* **Items from a figure collection**:
□ □ □ □ □ □ □
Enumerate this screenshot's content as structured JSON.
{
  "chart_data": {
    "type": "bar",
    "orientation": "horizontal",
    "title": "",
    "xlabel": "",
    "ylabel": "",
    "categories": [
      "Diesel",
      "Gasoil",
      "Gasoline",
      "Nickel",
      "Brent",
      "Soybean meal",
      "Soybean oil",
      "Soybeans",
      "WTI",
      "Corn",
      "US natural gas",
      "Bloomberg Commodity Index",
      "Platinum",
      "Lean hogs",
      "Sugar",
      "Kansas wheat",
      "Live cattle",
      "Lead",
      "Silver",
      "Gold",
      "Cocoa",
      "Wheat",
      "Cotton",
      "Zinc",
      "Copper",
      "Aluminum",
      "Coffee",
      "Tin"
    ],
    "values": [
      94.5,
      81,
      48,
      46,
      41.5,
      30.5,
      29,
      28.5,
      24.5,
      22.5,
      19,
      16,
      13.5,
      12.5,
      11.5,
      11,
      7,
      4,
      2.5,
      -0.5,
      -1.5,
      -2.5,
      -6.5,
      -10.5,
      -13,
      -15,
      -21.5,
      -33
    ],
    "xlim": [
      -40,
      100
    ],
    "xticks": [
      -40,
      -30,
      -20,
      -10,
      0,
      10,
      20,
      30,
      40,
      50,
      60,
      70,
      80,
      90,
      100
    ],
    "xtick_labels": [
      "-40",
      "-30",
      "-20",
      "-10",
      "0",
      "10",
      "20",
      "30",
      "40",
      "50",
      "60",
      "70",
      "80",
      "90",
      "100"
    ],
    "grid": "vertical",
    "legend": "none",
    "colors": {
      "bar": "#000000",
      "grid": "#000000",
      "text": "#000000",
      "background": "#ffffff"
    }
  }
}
□ □ □ □ □ □ □
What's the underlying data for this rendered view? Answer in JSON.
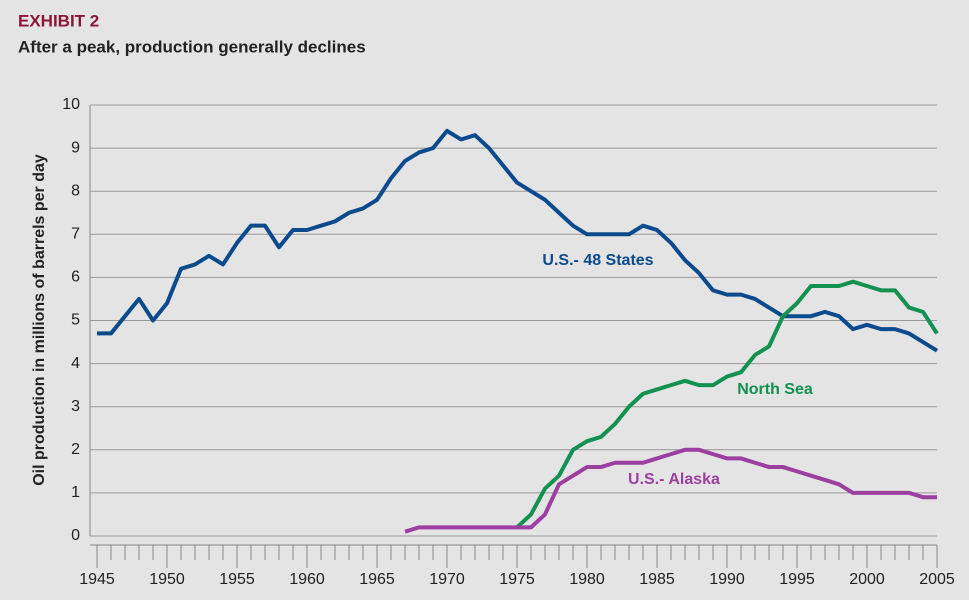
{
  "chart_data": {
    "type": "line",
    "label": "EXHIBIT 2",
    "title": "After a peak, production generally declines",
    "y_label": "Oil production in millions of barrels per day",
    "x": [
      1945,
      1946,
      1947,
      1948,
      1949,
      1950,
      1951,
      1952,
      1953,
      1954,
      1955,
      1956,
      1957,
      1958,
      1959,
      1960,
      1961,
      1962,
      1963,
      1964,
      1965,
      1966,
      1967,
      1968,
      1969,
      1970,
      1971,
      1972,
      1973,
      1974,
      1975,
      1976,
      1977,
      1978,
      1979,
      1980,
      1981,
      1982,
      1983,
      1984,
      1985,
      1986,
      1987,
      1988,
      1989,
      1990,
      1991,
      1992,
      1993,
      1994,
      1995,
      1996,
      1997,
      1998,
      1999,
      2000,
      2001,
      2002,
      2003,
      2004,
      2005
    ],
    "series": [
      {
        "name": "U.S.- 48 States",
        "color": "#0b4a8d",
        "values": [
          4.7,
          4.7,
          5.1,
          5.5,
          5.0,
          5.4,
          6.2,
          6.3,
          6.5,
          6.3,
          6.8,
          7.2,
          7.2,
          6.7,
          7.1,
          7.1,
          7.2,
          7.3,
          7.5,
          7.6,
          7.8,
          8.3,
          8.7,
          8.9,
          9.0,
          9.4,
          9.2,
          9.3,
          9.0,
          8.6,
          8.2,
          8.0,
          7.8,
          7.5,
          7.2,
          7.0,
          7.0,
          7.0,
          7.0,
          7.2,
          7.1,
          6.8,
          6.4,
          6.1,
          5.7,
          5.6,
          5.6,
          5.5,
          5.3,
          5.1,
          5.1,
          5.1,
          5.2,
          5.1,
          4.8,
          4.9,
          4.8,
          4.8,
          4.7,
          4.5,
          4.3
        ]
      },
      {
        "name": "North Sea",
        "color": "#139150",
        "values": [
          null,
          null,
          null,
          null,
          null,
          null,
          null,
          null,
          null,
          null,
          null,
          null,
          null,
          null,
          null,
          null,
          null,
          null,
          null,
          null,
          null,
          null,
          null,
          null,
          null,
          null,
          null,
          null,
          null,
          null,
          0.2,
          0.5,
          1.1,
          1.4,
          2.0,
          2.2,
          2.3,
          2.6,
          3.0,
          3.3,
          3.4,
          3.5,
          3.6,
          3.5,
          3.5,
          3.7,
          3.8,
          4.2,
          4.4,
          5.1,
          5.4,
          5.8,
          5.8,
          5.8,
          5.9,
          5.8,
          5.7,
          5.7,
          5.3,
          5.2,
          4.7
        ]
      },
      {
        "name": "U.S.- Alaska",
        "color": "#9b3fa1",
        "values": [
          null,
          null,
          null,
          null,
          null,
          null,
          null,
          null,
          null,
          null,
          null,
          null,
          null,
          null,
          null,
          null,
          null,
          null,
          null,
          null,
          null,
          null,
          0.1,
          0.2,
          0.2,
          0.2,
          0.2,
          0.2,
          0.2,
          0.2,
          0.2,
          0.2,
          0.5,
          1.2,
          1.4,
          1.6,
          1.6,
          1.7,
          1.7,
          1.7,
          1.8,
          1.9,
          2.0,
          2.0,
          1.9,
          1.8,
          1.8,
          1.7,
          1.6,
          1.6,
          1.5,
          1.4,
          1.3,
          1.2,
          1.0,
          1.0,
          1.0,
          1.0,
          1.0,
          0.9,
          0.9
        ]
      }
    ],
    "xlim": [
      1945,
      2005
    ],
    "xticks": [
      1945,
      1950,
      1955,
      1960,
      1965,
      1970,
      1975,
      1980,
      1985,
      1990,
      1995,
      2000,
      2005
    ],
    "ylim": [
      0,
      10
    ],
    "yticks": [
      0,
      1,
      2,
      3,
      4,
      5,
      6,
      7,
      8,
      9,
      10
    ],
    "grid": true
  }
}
□ □ □ □ □ □ □
Pick out and copy every line that contains the word "production".

    "title": "After a peak, production generally declines",
    "y_label": "Oil production in millions of barrels per day",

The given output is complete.